[SOURCE MATERIAL]:
◇ ◇ ◇ ◇ ◇ ◇ ◇

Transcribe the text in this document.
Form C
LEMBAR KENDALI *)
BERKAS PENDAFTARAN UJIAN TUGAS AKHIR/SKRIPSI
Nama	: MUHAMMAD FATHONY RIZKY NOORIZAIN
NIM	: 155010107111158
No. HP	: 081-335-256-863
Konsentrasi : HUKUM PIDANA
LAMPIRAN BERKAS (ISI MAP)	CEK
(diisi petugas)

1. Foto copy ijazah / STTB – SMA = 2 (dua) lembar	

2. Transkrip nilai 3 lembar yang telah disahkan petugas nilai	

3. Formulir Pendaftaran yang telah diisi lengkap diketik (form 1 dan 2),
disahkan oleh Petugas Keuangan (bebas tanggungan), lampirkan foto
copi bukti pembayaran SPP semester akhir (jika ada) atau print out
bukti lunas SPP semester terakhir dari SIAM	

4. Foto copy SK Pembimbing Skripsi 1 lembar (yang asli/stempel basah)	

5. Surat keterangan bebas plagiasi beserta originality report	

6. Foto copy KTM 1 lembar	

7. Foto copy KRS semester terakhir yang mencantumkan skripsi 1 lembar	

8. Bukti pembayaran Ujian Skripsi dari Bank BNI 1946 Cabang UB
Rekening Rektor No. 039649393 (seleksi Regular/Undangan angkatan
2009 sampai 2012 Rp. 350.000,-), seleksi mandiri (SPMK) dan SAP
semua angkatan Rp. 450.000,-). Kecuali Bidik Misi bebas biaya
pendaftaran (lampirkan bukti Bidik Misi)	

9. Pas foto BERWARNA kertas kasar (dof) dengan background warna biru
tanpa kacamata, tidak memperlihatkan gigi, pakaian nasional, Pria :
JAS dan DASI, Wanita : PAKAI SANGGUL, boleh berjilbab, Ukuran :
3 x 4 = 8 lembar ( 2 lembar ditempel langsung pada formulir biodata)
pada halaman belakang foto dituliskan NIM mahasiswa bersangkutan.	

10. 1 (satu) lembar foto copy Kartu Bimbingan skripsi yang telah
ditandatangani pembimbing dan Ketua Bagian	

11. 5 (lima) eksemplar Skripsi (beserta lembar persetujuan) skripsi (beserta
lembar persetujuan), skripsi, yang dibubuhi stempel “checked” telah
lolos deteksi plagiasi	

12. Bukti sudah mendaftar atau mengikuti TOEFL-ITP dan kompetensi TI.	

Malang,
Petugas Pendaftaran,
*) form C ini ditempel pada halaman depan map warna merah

◇ ◇ ◇ ◇ ◇ ◇ ◇

[EXERCISE OBJECTIVE]:
Output each entry precisely as given.

[EXPECTED OUTPUT]:
Transcribe the text in this document.
Form C
LEMBAR KENDALI *)
BERKAS PENDAFTARAN UJIAN TUGAS AKHIR/SKRIPSI
Nama	: MUHAMMAD FATHONY RIZKY NOORIZAIN
NIM	: 155010107111158
No. HP	: 081-335-256-863
Konsentrasi : HUKUM PIDANA
LAMPIRAN BERKAS (ISI MAP)	CEK
(diisi petugas)

1. Foto copy ijazah / STTB – SMA = 2 (dua) lembar	

2. Transkrip nilai 3 lembar yang telah disahkan petugas nilai	

3. Formulir Pendaftaran yang telah diisi lengkap diketik (form 1 dan 2),
disahkan oleh Petugas Keuangan (bebas tanggungan), lampirkan foto
copi bukti pembayaran SPP semester akhir (jika ada) atau print out
bukti lunas SPP semester terakhir dari SIAM	

4. Foto copy SK Pembimbing Skripsi 1 lembar (yang asli/stempel basah)	

5. Surat keterangan bebas plagiasi beserta originality report	

6. Foto copy KTM 1 lembar	

7. Foto copy KRS semester terakhir yang mencantumkan skripsi 1 lembar	

8. Bukti pembayaran Ujian Skripsi dari Bank BNI 1946 Cabang UB
Rekening Rektor No. 039649393 (seleksi Regular/Undangan angkatan
2009 sampai 2012 Rp. 350.000,-), seleksi mandiri (SPMK) dan SAP
semua angkatan Rp. 450.000,-). Kecuali Bidik Misi bebas biaya
pendaftaran (lampirkan bukti Bidik Misi)	

9. Pas foto BERWARNA kertas kasar (dof) dengan background warna biru
tanpa kacamata, tidak memperlihatkan gigi, pakaian nasional, Pria :
JAS dan DASI, Wanita : PAKAI SANGGUL, boleh berjilbab, Ukuran :
3 x 4 = 8 lembar ( 2 lembar ditempel langsung pada formulir biodata)
pada halaman belakang foto dituliskan NIM mahasiswa bersangkutan.	

10. 1 (satu) lembar foto copy Kartu Bimbingan skripsi yang telah
ditandatangani pembimbing dan Ketua Bagian	

11. 5 (lima) eksemplar Skripsi (beserta lembar persetujuan) skripsi (beserta
lembar persetujuan), skripsi, yang dibubuhi stempel “checked” telah
lolos deteksi plagiasi	

12. Bukti sudah mendaftar atau mengikuti TOEFL-ITP dan kompetensi TI.	

Malang,
Petugas Pendaftaran,
*) form C ini ditempel pada halaman depan map warna merah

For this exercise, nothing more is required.